**Instructions to follow:** Find the lines below that contain the string "ffffff". Copy each one.

Dataset entries on figures:
______________________________

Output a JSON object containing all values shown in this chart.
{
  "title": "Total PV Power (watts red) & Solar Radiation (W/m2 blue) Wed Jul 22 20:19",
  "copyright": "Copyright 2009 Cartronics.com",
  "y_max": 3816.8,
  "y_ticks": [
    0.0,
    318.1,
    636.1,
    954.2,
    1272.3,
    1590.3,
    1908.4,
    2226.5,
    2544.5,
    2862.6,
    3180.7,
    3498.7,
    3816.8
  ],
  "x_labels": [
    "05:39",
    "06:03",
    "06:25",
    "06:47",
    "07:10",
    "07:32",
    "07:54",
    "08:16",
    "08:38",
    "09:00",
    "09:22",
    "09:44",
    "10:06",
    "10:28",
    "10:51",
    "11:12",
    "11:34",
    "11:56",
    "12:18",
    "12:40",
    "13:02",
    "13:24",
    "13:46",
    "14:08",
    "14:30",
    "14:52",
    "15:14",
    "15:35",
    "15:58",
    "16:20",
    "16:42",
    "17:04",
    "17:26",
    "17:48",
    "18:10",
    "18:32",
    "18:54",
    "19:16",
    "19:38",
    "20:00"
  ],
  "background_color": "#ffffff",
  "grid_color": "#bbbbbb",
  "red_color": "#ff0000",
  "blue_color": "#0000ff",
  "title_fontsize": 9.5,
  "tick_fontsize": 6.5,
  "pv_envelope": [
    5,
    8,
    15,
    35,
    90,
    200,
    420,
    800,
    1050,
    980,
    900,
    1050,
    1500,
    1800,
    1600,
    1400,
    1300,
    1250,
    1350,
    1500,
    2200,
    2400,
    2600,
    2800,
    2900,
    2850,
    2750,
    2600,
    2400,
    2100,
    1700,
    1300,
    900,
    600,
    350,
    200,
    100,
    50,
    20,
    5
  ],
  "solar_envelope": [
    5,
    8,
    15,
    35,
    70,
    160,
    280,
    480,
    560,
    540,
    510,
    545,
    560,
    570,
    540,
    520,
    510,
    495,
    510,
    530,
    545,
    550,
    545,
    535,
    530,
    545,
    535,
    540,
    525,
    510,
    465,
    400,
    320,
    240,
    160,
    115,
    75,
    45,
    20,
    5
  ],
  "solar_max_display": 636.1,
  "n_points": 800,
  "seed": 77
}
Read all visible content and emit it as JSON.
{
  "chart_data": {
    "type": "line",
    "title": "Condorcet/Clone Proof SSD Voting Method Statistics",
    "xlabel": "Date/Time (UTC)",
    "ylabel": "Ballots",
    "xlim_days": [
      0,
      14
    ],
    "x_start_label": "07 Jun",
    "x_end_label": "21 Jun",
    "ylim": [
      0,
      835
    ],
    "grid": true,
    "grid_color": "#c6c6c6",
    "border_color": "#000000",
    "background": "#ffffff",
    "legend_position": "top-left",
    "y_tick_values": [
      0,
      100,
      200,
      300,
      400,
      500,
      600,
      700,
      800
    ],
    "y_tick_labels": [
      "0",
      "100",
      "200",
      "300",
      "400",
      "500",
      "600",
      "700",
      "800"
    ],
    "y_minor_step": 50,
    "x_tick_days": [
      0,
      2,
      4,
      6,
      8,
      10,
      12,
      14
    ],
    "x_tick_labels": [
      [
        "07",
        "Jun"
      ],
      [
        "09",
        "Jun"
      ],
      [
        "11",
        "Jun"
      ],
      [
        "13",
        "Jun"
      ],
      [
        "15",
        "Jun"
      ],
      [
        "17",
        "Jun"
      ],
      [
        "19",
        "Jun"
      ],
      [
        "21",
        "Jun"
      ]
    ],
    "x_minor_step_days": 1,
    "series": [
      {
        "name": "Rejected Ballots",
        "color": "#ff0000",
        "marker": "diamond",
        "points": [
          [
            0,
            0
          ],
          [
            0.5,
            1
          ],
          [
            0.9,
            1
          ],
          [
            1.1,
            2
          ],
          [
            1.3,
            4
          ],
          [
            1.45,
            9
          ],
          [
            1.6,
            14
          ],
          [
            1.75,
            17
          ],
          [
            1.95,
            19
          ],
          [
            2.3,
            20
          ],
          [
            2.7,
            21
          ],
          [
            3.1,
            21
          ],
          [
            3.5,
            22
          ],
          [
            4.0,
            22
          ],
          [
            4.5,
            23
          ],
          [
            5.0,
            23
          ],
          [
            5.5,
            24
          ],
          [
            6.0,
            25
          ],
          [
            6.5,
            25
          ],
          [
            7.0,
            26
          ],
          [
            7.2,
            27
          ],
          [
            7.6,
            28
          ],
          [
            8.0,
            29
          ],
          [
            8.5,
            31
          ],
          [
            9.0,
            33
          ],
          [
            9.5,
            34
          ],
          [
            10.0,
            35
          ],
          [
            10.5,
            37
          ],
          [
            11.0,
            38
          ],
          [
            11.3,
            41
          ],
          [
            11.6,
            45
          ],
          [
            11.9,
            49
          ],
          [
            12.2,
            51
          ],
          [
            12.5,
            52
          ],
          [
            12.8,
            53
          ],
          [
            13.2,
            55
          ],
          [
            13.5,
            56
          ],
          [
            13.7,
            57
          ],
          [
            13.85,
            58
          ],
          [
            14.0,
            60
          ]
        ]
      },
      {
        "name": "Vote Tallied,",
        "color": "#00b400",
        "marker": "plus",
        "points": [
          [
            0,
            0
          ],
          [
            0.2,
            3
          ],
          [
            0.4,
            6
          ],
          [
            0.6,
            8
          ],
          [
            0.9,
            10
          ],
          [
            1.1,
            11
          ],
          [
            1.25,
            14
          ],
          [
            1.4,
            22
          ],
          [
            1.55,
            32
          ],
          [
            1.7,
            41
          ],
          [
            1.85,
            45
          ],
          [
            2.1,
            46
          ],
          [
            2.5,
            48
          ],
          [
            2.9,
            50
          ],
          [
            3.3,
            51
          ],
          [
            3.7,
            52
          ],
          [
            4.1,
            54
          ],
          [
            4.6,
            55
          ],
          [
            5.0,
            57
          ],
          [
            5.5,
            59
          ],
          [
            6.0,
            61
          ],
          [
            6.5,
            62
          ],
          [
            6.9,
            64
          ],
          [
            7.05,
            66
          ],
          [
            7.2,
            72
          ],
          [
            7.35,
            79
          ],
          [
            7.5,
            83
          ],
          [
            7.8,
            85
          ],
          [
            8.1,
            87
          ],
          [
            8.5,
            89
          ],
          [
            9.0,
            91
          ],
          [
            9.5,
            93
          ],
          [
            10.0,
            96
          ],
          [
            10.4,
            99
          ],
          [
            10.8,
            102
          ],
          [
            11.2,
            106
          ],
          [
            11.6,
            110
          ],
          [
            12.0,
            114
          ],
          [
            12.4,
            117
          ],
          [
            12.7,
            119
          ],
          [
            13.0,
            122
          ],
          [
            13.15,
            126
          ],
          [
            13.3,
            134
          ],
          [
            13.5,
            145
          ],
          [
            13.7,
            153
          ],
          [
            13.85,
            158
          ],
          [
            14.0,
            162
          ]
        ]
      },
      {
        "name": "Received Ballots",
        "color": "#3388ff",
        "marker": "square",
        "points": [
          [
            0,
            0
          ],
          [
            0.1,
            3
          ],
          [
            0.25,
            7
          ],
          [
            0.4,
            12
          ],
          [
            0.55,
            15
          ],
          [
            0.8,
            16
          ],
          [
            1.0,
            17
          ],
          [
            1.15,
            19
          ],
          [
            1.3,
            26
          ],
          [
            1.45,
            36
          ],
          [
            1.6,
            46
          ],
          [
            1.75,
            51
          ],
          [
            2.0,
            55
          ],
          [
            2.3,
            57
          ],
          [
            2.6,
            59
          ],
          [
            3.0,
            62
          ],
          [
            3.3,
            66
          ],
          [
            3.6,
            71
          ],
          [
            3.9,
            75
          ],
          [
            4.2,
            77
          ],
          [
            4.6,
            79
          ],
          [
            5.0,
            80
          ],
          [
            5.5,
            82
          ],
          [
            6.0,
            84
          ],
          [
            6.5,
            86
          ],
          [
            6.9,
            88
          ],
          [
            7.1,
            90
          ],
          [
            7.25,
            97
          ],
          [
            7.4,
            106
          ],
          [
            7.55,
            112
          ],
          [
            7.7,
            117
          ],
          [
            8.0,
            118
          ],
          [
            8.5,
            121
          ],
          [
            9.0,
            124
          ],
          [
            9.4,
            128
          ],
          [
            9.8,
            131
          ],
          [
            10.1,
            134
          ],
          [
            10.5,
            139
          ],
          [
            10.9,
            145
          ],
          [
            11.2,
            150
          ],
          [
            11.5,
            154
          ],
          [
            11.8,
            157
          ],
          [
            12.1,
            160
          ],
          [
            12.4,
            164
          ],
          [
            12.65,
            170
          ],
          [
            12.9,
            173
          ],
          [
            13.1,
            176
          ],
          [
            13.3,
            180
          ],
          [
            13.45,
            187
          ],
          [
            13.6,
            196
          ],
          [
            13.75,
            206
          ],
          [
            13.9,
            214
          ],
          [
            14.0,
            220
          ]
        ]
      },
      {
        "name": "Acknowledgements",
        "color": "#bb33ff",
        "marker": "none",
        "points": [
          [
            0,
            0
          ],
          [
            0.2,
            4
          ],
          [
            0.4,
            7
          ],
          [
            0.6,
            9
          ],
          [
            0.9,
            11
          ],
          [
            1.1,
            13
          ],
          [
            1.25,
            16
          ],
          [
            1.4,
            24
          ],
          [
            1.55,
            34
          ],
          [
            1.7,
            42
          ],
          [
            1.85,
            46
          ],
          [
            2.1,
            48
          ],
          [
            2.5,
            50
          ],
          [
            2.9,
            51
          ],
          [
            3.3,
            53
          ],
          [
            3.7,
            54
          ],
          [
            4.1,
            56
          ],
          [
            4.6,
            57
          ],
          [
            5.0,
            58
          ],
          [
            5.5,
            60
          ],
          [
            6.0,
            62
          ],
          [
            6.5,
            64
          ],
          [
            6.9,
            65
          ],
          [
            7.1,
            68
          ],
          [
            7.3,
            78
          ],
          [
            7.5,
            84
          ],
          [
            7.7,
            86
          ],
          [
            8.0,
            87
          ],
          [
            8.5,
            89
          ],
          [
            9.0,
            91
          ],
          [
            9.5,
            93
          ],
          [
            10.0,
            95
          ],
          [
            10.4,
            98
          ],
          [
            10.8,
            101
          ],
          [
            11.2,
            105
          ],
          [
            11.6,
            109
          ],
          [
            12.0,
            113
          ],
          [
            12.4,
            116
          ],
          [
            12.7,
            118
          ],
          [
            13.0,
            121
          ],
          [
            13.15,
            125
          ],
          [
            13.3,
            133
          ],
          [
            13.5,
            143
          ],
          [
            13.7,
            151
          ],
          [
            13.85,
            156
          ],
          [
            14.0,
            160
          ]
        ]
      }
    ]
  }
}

______________________________

**Reply to the task:**
  "background_color": "#ffffff",
    "background": "#ffffff",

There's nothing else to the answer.